WHAT YOU NEED TO DO
Gather each line in the records below that contains the string "keywords", treating uppercase and lowercase as different.

RECORDS FOR THIS EXERCISE
------------

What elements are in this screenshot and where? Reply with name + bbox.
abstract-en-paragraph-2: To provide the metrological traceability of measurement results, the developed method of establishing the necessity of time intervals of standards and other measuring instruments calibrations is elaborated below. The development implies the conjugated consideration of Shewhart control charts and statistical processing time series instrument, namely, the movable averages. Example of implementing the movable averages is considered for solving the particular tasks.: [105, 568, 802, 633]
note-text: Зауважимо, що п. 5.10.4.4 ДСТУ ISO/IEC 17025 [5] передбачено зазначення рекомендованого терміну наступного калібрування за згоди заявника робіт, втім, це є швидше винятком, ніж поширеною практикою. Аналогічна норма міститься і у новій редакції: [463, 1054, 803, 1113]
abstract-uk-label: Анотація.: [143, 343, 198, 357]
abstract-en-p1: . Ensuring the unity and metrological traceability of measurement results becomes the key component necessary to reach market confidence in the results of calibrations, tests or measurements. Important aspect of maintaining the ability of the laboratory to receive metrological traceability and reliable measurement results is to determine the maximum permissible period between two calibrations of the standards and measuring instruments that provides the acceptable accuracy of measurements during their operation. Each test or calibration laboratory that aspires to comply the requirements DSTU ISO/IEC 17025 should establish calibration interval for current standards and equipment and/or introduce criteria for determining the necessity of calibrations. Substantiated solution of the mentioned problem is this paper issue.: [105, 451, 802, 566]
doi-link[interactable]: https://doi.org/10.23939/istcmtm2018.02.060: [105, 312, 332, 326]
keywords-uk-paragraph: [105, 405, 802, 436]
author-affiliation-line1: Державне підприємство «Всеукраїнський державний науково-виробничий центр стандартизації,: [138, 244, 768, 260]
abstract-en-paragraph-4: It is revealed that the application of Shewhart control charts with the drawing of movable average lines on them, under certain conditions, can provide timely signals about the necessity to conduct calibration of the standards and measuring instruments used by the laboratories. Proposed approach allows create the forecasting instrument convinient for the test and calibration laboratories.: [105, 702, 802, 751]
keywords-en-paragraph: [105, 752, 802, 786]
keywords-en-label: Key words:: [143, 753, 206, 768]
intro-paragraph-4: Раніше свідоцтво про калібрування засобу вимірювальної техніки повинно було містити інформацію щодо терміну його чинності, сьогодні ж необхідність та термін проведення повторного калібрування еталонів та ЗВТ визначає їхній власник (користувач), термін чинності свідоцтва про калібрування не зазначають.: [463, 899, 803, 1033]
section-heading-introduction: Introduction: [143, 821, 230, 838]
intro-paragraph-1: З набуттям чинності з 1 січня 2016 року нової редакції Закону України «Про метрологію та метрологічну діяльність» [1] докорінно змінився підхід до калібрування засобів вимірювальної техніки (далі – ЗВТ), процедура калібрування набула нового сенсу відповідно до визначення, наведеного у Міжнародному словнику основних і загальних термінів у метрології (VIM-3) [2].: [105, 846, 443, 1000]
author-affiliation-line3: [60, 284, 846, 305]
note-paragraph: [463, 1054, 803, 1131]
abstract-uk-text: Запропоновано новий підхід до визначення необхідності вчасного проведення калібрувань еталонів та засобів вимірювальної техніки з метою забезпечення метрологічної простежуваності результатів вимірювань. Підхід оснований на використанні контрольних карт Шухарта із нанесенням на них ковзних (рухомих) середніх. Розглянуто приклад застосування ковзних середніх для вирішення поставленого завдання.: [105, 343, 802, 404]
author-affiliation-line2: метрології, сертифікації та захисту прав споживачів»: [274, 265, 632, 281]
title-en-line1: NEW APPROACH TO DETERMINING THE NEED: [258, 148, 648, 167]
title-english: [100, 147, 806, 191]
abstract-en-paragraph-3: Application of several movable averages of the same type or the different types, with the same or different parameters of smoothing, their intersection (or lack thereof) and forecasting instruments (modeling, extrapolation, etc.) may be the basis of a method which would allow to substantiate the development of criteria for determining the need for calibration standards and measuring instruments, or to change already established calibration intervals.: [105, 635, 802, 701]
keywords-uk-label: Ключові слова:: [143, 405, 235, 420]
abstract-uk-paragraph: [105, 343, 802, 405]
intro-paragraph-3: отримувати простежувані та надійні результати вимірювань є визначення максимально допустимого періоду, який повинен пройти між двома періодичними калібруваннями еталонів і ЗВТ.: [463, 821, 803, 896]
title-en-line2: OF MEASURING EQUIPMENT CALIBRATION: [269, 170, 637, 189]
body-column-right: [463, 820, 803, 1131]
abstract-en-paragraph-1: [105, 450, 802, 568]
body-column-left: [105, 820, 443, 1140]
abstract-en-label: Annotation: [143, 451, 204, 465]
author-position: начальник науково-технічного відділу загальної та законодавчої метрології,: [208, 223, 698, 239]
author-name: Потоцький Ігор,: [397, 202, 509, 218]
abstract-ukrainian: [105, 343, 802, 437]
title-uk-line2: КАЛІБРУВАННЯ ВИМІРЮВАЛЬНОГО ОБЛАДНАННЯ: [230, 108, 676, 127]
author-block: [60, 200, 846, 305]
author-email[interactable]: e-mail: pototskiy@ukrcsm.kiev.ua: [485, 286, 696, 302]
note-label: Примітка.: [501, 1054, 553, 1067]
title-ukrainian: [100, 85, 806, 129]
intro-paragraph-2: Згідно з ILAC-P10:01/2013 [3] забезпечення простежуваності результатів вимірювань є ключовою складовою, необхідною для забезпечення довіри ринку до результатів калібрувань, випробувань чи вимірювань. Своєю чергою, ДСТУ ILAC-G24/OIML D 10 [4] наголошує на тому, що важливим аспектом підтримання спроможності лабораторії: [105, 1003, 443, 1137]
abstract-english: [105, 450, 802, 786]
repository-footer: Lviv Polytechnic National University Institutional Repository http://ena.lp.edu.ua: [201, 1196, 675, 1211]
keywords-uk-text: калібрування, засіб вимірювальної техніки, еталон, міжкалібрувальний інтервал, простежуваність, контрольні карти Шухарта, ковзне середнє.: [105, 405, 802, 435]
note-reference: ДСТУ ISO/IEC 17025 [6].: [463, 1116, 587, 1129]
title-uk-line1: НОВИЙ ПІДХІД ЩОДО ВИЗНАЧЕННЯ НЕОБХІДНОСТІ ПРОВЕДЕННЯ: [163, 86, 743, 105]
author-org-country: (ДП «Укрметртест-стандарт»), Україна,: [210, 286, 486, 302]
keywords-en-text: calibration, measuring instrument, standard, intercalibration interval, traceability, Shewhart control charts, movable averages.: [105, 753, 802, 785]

------------

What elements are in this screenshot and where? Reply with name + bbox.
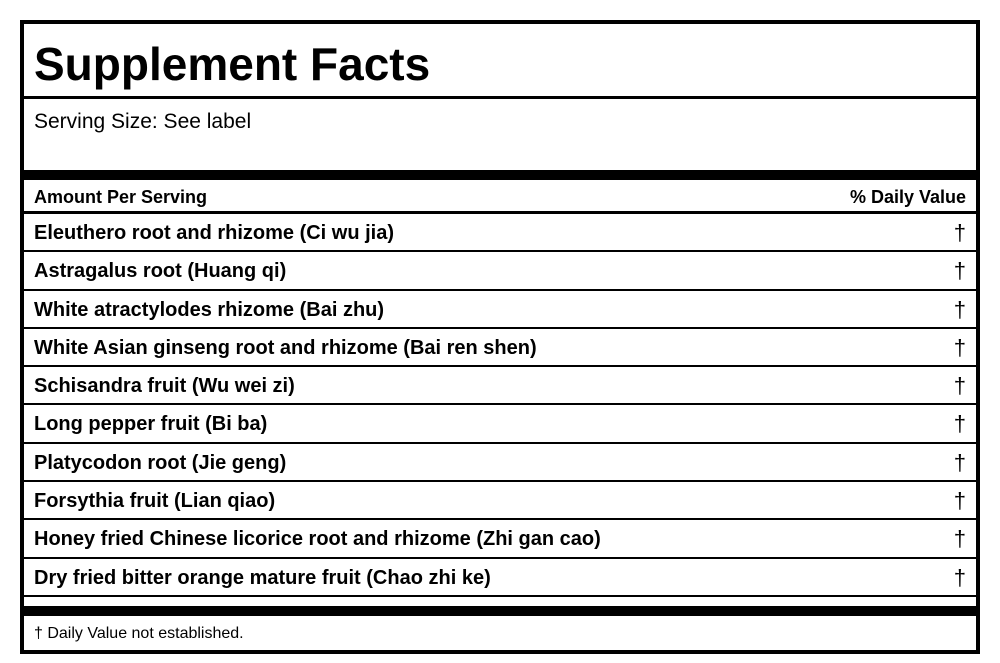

------------

SOLVED EXERCISE
keywords-uk-paragraph: [105, 405, 802, 436]
keywords-en-paragraph: [105, 752, 802, 786]
keywords-en-label: Key words:: [143, 753, 206, 768]
keywords-uk-label: Ключові слова:: [143, 405, 235, 420]
keywords-uk-text: калібрування, засіб вимірювальної техніки, еталон, міжкалібрувальний інтервал, простежуваність, контрольні карти Шухарта, ковзне середнє.: [105, 405, 802, 435]
keywords-en-text: calibration, measuring instrument, standard, intercalibration interval, traceability, Shewhart control charts, movable averages.: [105, 753, 802, 785]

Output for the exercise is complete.